◆ Direction
In the following material, identify every line holding the string "mobile" and return it.

◆ Data provided
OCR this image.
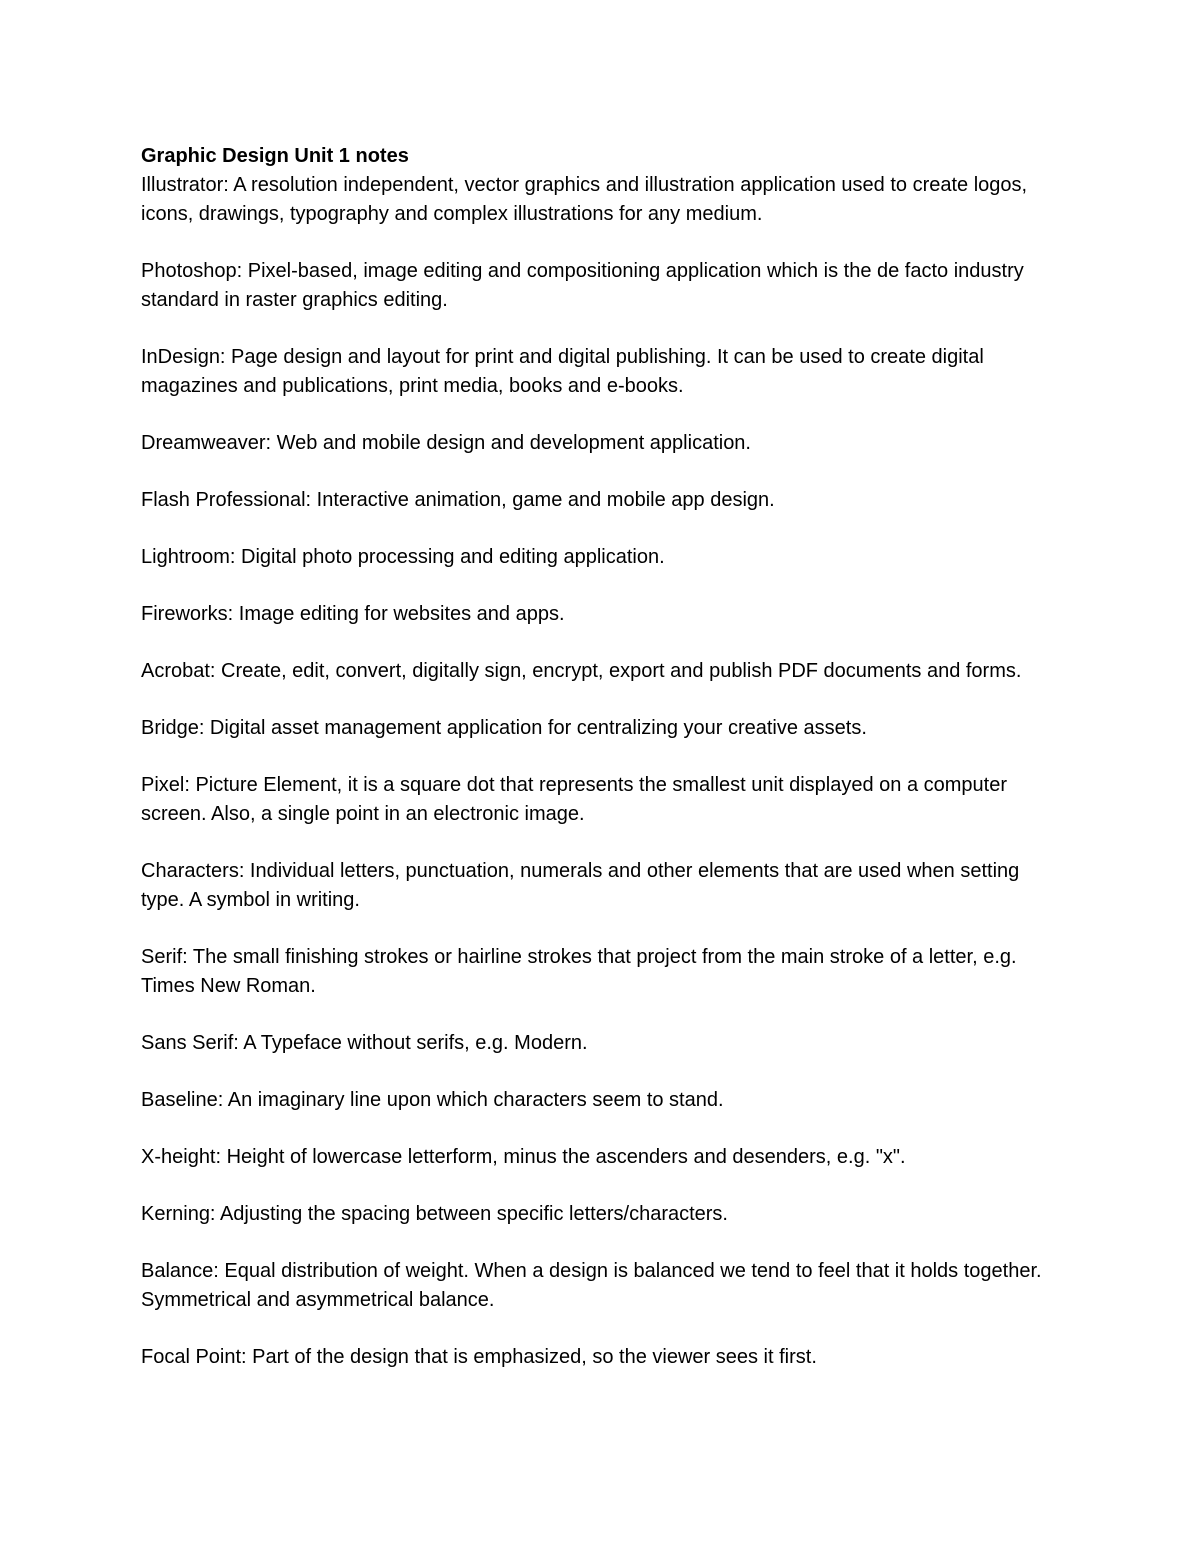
Graphic Design Unit 1 notes

Illustrator: A resolution independent, vector graphics and illustration application used to create logos, icons, drawings, typography and complex illustrations for any medium.

Photoshop: Pixel-based, image editing and compositioning application which is the de facto industry standard in raster graphics editing.

InDesign: Page design and layout for print and digital publishing. It can be used to create digital magazines and publications, print media, books and e-books.

Dreamweaver: Web and mobile design and development application.

Flash Professional: Interactive animation, game and mobile app design.

Lightroom: Digital photo processing and editing application.

Fireworks: Image editing for websites and apps.

Acrobat: Create, edit, convert, digitally sign, encrypt, export and publish PDF documents and forms.

Bridge: Digital asset management application for centralizing your creative assets.

Pixel: Picture Element, it is a square dot that represents the smallest unit displayed on a computer screen. Also, a single point in an electronic image.

Characters: Individual letters, punctuation, numerals and other elements that are used when setting type. A symbol in writing.

Serif: The small finishing strokes or hairline strokes that project from the main stroke of a letter, e.g. Times New Roman.

Sans Serif: A Typeface without serifs, e.g. Modern.

Baseline: An imaginary line upon which characters seem to stand.

X-height: Height of lowercase letterform, minus the ascenders and desenders, e.g. "x".

Kerning: Adjusting the spacing between specific letters/characters.

Balance: Equal distribution of weight. When a design is balanced we tend to feel that it holds together. Symmetrical and asymmetrical balance.

Focal Point: Part of the design that is emphasized, so the viewer sees it first.
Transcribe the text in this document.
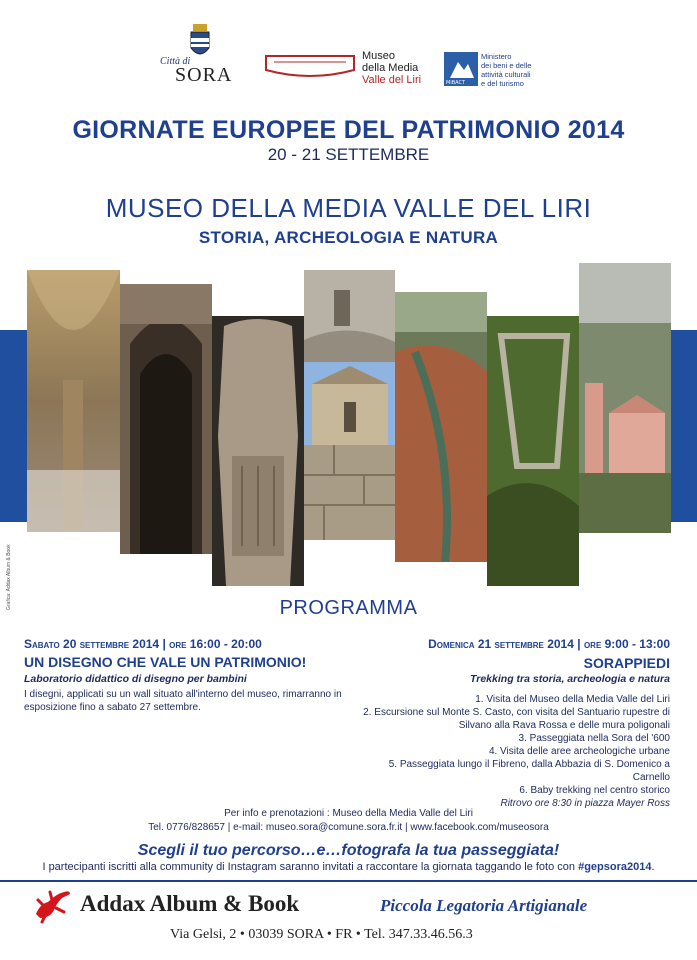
Città di
SORA
Museo
della Media
Valle del Liri	MiBACT
Ministero
dei beni e delle
attività culturali
e del turismo
GIORNATE EUROPEE DEL PATRIMONIO 2014
20 - 21 SETTEMBRE
MUSEO DELLA MEDIA VALLE DEL LIRI
STORIA, ARCHEOLOGIA E NATURA
Grafica: Addax Album & Book	PROGRAMMA
Sabato 20 settembre 2014 | ore 16:00 - 20:00
UN DISEGNO CHE VALE UN PATRIMONIO!
Laboratorio didattico di disegno per bambini
I disegni, applicati su un wall situato all'interno del museo, rimarranno in esposizione fino a sabato 27 settembre.
Domenica 21 settembre 2014 | ore 9:00 - 13:00
SORAPPIEDI
Trekking tra storia, archeologia e natura
1. Visita del Museo della Media Valle del Liri
2. Escursione sul Monte S. Casto, con visita del Santuario rupestre di
Silvano alla Rava Rossa e delle mura poligonali
3. Passeggiata nella Sora del '600
4. Visita delle aree archeologiche urbane
5. Passeggiata lungo il Fibreno, dalla Abbazia di S. Domenico a Carnello
6. Baby trekking nel centro storico
Ritrovo ore 8:30 in piazza Mayer Ross
Per info e prenotazioni : Museo della Media Valle del Liri
Tel. 0776/828657 | e-mail: museo.sora@comune.sora.fr.it | www.facebook.com/museosora
Scegli il tuo percorso…e…fotografa la tua passeggiata!
I partecipanti iscritti alla community di Instagram saranno invitati a raccontare la giornata taggando le foto con #gepsora2014.
Addax Album & Book	Piccola Legatoria Artigianale
Via Gelsi, 2 • 03039 SORA • FR • Tel. 347.33.46.56.3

◆ Answer below
Dreamweaver: Web and mobile design and development application.
Flash Professional: Interactive animation, game and mobile app design.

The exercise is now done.